***** Given information *****

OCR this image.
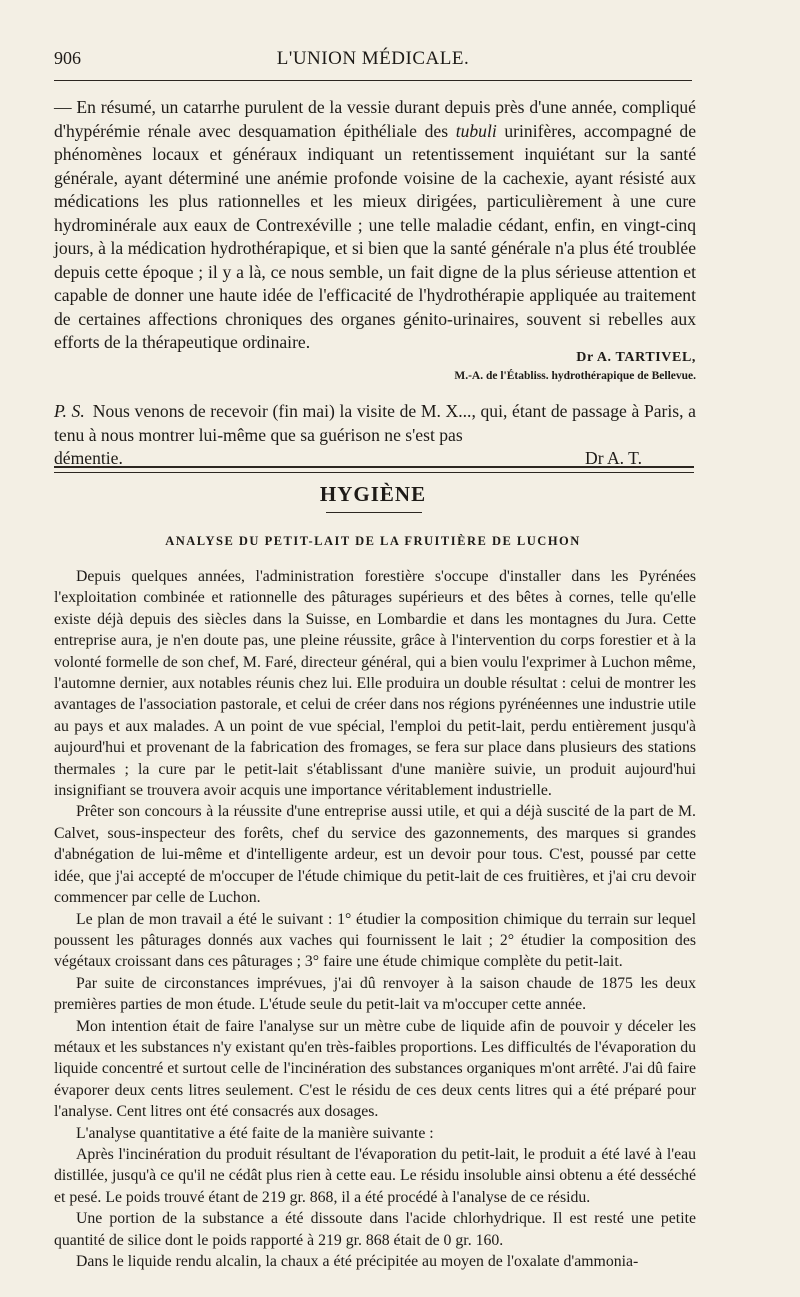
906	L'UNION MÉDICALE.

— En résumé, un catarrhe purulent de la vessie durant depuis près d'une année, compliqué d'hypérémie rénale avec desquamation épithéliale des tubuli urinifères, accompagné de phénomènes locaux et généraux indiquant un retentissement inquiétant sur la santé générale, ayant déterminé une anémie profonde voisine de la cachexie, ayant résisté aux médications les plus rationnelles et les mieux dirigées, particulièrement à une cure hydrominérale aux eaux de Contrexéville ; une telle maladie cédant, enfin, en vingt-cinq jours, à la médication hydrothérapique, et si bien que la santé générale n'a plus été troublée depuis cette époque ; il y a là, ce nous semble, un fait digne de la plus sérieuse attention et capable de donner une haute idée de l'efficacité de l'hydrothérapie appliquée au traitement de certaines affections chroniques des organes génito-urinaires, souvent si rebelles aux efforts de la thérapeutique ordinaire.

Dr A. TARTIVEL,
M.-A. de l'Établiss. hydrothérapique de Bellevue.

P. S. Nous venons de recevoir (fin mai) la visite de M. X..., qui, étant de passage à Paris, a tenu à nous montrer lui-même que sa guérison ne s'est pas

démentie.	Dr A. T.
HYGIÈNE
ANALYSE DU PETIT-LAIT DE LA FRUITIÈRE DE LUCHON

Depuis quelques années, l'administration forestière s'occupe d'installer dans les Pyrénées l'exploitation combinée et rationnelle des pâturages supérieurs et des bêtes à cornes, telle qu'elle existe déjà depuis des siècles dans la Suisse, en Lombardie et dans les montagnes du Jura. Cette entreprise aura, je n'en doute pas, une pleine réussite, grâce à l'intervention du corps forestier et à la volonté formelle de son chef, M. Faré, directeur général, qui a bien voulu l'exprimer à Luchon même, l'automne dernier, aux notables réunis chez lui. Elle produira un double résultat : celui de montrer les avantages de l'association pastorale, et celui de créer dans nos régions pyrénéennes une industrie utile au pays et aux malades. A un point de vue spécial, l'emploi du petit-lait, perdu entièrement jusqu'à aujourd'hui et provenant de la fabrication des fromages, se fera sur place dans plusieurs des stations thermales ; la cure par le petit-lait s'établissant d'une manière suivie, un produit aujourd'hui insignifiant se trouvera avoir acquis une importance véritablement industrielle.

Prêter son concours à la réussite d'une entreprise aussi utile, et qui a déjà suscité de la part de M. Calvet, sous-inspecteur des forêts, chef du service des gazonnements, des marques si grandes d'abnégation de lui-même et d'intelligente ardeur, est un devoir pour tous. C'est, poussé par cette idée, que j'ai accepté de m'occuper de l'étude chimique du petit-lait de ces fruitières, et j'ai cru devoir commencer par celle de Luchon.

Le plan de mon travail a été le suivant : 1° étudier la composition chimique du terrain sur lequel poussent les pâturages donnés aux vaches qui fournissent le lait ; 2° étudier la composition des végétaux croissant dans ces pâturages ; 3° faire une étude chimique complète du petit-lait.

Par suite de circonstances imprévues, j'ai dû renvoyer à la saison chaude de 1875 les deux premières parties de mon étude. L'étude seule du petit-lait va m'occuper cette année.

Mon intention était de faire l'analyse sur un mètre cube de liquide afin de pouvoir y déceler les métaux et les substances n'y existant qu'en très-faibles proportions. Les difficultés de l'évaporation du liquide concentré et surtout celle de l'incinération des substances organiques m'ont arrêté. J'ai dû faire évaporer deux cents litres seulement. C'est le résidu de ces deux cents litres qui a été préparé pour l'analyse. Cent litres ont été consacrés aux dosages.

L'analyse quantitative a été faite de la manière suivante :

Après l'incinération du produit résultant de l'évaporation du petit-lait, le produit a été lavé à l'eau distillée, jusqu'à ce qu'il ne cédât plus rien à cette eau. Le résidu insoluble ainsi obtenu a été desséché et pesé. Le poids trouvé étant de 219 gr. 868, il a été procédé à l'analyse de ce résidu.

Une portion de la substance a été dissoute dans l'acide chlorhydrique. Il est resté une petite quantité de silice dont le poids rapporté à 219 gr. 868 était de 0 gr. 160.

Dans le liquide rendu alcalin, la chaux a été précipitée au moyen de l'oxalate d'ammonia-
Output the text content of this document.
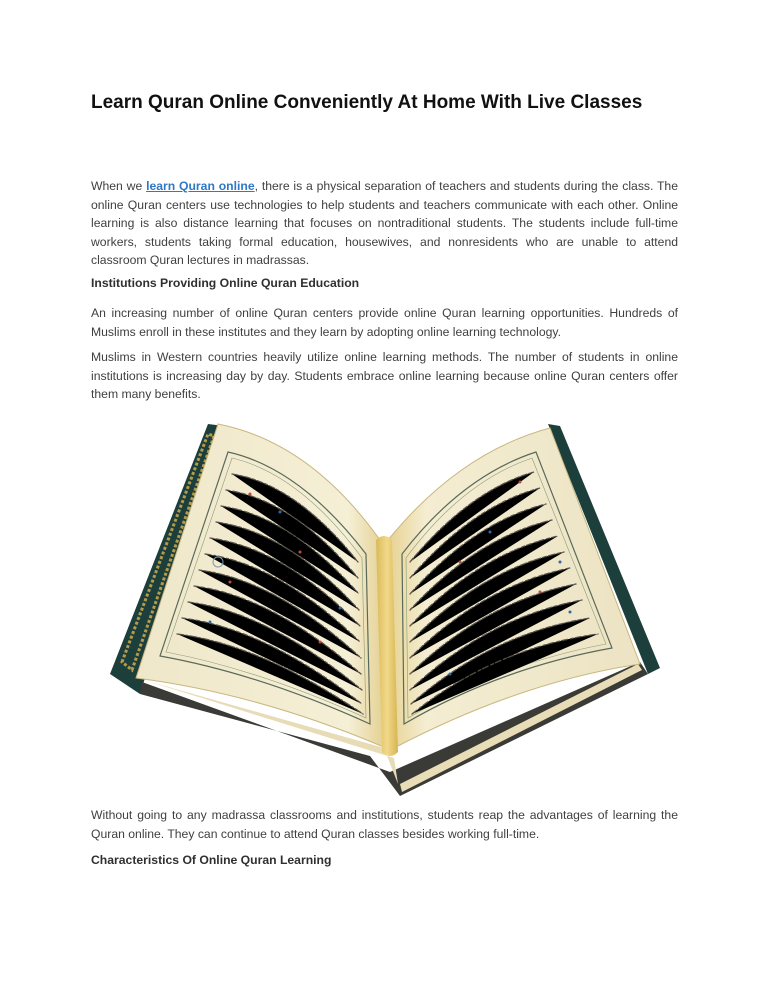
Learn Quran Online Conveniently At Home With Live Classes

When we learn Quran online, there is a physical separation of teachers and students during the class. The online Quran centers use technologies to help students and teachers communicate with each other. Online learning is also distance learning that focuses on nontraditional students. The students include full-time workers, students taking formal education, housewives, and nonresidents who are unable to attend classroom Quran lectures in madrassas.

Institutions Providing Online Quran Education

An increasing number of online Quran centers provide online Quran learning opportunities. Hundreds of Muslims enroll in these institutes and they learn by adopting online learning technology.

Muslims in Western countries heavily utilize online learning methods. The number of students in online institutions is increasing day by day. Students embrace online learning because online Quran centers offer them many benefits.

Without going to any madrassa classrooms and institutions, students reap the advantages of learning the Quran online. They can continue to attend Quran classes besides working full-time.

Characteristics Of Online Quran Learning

*****

◆ **Task brief**
Gather each line that holds "increasing".

◆ **Exercise solution**
An increasing number of online Quran centers provide online Quran learning opportunities. Hundreds of Muslims enroll in these institutes and they learn by adopting online learning technology.
Muslims in Western countries heavily utilize online learning methods. The number of students in online institutions is increasing day by day. Students embrace online learning because online Quran centers offer them many benefits.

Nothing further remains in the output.